Когда вражда между монархией и миллионами подданных перешла в кровавую резню, ее суть опять и опять выразил Лев Толстой, статью которого «Не могу молчать» в 1908 году перепечатали сотни европейских и американских газет, но совсем не российских:
«Семь смертных приговоров: два в Петербурге, один в Москве, два в Пензе, два в Риге. Четыре казни: две в Херсоне, одна в Вильно, одна в Одессе.
И это продолжается не неделю, не месяц, не год, а годы. И происходит это в России, в той России, в которой народ считает преступника несчастным и в которой до самого последнего времени по закону не было смертной казни. Помню, как гордился я этим когда-то перед европейцами, и вот второй, третий год не перестающие казни, казни, казни.
Нельзя так жить. Я, по крайней мере, так жить не могу и не буду.
Я буду всеми силами распространять то, что пишу, и в России, и вне ее, чтобы, одно из двух: или кончились эти нечеловеческие дела, или уничтожилась бы моя связь с этими делами, чтобы или посадили меня в тюрьму, где бы я ясно сознавал, что не для меня уже делаются все эти ужасы».
В 1910 году Анатолий Кони писал о деятельности подавлявшего первую русскую революцию председателя Кабинета министров империи Петра Столыпина: «Действия Столыпина не только беззаконны, не только компрометируют царя, но просто глупы, ввиду своих неудачных последствий. Это правительство использует одну статью закона для того, чтобы обойти другую, и создает соблазнительный пример для всех граждан государства».
В строящихся и строившихся тюрьмах умирали и умирали люди, опасные для самодержавия. Вера Фигнер писала о том, как сходил с ума в шлиссельбургских застенках один из руководителей Военной организации «Народной воли» Николай Похитонов:
«Все население тюрьмы, измученное проявлениями болезни Похитонова, скоро пришло в крайне нервное состояние. Все ждали, что вот-вот сам он сделает что-нибудь непоправимое или с ним сделают что-нибудь ужасное.
--*--
▸ **Что нужно сделать**:
[a] Назовите всех людей, которых текст упоминает по имени и фамилии.
[b] Перепишите фрагмент текста от «Когда вражда между» до «могу и не буду.», заменив «Херсоне» на «Киеве».
--*--
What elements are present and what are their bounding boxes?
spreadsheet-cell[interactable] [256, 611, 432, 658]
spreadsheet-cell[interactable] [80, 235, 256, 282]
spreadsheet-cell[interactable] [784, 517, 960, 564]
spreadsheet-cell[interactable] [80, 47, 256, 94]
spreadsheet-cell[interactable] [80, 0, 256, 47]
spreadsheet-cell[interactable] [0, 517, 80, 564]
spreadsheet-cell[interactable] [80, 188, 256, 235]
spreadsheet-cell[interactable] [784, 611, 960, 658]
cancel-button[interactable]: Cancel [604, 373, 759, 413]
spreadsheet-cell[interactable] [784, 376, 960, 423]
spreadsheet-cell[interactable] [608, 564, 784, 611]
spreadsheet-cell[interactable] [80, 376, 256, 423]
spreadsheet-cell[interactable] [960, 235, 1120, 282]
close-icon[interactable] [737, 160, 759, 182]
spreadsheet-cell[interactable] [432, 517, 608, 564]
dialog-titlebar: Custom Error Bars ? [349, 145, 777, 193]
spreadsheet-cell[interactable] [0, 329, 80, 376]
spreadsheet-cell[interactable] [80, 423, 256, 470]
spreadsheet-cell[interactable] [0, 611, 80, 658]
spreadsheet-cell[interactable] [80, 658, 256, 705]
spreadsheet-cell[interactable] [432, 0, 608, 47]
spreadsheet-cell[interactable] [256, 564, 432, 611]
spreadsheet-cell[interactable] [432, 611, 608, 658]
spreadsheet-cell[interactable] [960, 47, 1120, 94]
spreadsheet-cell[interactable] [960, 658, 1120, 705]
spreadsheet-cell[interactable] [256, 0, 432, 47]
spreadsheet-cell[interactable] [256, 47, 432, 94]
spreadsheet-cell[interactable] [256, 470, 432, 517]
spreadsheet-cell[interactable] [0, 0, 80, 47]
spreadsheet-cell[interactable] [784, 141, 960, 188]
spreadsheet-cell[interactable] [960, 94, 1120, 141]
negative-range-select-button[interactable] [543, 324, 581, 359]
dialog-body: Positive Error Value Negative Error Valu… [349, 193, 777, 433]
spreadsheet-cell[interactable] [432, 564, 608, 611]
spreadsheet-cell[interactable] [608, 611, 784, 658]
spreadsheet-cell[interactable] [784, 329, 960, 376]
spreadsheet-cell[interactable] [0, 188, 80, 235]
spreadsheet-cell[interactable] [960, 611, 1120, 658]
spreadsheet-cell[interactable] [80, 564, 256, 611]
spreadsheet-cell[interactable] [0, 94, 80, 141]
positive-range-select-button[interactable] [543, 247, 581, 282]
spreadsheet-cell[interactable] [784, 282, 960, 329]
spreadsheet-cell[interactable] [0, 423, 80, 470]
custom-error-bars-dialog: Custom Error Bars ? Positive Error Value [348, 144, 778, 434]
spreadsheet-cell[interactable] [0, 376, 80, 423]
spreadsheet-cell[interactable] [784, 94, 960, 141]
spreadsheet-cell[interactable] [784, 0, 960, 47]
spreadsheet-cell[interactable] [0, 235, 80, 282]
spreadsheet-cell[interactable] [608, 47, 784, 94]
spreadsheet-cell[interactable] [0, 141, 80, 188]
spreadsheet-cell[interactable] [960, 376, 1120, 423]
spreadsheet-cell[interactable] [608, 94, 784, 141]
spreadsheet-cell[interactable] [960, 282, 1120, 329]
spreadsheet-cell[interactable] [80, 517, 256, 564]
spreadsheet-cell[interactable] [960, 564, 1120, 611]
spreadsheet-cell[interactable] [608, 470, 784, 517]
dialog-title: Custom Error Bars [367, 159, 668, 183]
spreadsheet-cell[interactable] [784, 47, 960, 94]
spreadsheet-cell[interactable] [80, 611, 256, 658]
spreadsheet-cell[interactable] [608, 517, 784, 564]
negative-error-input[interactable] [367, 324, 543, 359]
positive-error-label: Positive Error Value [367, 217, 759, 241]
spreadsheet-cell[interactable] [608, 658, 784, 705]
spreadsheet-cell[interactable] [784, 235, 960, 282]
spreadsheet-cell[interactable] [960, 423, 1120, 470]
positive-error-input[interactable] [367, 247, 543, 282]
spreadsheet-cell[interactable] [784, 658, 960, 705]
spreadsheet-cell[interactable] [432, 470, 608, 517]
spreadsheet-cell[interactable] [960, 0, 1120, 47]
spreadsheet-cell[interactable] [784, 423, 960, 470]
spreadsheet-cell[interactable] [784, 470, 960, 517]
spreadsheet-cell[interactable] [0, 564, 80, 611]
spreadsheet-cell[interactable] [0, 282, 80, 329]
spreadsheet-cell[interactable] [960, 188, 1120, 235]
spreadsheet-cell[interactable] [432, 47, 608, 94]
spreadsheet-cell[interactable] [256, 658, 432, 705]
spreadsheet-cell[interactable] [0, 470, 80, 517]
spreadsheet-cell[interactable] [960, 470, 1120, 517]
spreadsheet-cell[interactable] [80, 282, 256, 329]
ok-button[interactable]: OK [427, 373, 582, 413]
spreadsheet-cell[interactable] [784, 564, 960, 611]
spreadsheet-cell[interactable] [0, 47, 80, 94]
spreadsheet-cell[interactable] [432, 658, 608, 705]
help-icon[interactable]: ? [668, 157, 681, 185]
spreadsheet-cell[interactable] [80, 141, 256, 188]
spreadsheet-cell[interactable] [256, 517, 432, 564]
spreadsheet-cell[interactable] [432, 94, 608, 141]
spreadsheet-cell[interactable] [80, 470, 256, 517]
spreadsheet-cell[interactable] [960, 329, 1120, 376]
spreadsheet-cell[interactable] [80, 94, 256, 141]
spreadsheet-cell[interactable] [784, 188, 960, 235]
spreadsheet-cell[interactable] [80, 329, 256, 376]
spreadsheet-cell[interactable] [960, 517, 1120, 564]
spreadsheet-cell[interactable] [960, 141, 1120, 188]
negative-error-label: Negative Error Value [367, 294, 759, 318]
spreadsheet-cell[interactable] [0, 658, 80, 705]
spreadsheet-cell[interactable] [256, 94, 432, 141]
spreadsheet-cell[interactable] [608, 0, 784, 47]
--*--
▸ **Выполненные задания**:
[a] Лев Толстой, Анатолий Кони, Петр Столыпин, Вера Фигнер, Николай Похитонов.

[b]
Когда вражда между монархией и миллионами подданных перешла в кровавую резню, ее суть опять и опять выразил Лев Толстой, статью которого «Не могу молчать» в 1908 году перепечатали сотни европейских и американских газет, но совсем не российских:
«Семь смертных приговоров: два в Петербурге, один в Москве, два в Пензе, два в Риге. Четыре казни: две в Киеве, одна в Вильно, одна в Одессе.
И это продолжается не неделю, не месяц, не год, а годы. И происходит это в России, в той России, в которой народ считает преступника несчастным и в которой до самого последнего времени по закону не было смертной казни. Помню, как гордился я этим когда-то перед европейцами, и вот второй, третий год не перестающие казни, казни, казни.
Нельзя так жить. Я, по крайней мере, так жить не могу и не буду.